**TASK PROMPT:**
Give the data a second time, exactly and in full.

**EXTRACTED MATERIAL:**
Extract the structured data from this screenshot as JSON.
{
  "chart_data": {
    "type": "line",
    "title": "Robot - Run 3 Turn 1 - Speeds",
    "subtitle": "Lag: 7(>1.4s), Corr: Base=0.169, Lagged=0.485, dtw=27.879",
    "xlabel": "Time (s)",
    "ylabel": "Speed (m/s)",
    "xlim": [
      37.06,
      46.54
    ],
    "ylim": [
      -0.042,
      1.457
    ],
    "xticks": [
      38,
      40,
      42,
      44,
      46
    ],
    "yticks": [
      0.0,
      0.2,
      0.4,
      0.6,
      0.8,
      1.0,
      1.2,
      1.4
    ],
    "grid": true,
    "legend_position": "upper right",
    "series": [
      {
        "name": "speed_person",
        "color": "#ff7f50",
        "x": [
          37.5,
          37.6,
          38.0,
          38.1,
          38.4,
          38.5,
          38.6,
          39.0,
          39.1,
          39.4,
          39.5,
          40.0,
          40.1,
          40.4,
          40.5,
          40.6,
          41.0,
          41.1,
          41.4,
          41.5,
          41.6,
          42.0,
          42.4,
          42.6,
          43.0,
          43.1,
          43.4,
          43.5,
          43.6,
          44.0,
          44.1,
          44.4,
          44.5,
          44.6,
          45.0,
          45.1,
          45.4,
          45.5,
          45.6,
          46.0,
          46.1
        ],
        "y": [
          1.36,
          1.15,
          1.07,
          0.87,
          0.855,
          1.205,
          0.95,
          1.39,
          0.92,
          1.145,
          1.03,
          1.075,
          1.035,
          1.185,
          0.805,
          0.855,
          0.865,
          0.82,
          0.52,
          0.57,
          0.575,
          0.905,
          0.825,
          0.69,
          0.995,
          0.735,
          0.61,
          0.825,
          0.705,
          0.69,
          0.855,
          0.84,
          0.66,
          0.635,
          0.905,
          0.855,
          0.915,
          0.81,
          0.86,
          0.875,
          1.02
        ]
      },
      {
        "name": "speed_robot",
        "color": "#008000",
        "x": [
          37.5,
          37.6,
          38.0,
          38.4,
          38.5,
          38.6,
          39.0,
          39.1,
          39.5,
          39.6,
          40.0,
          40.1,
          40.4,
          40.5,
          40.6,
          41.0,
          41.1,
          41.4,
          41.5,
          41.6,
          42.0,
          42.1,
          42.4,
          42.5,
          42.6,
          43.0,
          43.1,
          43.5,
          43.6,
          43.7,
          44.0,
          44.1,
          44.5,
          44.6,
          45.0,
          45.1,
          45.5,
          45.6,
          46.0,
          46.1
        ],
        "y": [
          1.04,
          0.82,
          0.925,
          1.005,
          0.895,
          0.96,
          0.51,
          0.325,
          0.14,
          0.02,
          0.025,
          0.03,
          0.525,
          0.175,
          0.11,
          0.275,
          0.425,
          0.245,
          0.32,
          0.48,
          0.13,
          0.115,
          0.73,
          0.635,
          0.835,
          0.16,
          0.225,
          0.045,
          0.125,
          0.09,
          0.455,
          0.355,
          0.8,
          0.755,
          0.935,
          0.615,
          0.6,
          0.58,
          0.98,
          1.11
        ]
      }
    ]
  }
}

**RESPONSE:**
Extract the structured data from this screenshot as JSON.
{
  "chart_data": {
    "type": "line",
    "title": "Robot - Run 3 Turn 1 - Speeds",
    "subtitle": "Lag: 7(>1.4s), Corr: Base=0.169, Lagged=0.485, dtw=27.879",
    "xlabel": "Time (s)",
    "ylabel": "Speed (m/s)",
    "xlim": [
      37.06,
      46.54
    ],
    "ylim": [
      -0.042,
      1.457
    ],
    "xticks": [
      38,
      40,
      42,
      44,
      46
    ],
    "yticks": [
      0.0,
      0.2,
      0.4,
      0.6,
      0.8,
      1.0,
      1.2,
      1.4
    ],
    "grid": true,
    "legend_position": "upper right",
    "series": [
      {
        "name": "speed_person",
        "color": "#ff7f50",
        "x": [
          37.5,
          37.6,
          38.0,
          38.1,
          38.4,
          38.5,
          38.6,
          39.0,
          39.1,
          39.4,
          39.5,
          40.0,
          40.1,
          40.4,
          40.5,
          40.6,
          41.0,
          41.1,
          41.4,
          41.5,
          41.6,
          42.0,
          42.4,
          42.6,
          43.0,
          43.1,
          43.4,
          43.5,
          43.6,
          44.0,
          44.1,
          44.4,
          44.5,
          44.6,
          45.0,
          45.1,
          45.4,
          45.5,
          45.6,
          46.0,
          46.1
        ],
        "y": [
          1.36,
          1.15,
          1.07,
          0.87,
          0.855,
          1.205,
          0.95,
          1.39,
          0.92,
          1.145,
          1.03,
          1.075,
          1.035,
          1.185,
          0.805,
          0.855,
          0.865,
          0.82,
          0.52,
          0.57,
          0.575,
          0.905,
          0.825,
          0.69,
          0.995,
          0.735,
          0.61,
          0.825,
          0.705,
          0.69,
          0.855,
          0.84,
          0.66,
          0.635,
          0.905,
          0.855,
          0.915,
          0.81,
          0.86,
          0.875,
          1.02
        ]
      },
      {
        "name": "speed_robot",
        "color": "#008000",
        "x": [
          37.5,
          37.6,
          38.0,
          38.4,
          38.5,
          38.6,
          39.0,
          39.1,
          39.5,
          39.6,
          40.0,
          40.1,
          40.4,
          40.5,
          40.6,
          41.0,
          41.1,
          41.4,
          41.5,
          41.6,
          42.0,
          42.1,
          42.4,
          42.5,
          42.6,
          43.0,
          43.1,
          43.5,
          43.6,
          43.7,
          44.0,
          44.1,
          44.5,
          44.6,
          45.0,
          45.1,
          45.5,
          45.6,
          46.0,
          46.1
        ],
        "y": [
          1.04,
          0.82,
          0.925,
          1.005,
          0.895,
          0.96,
          0.51,
          0.325,
          0.14,
          0.02,
          0.025,
          0.03,
          0.525,
          0.175,
          0.11,
          0.275,
          0.425,
          0.245,
          0.32,
          0.48,
          0.13,
          0.115,
          0.73,
          0.635,
          0.835,
          0.16,
          0.225,
          0.045,
          0.125,
          0.09,
          0.455,
          0.355,
          0.8,
          0.755,
          0.935,
          0.615,
          0.6,
          0.58,
          0.98,
          1.11
        ]
      }
    ]
  }
}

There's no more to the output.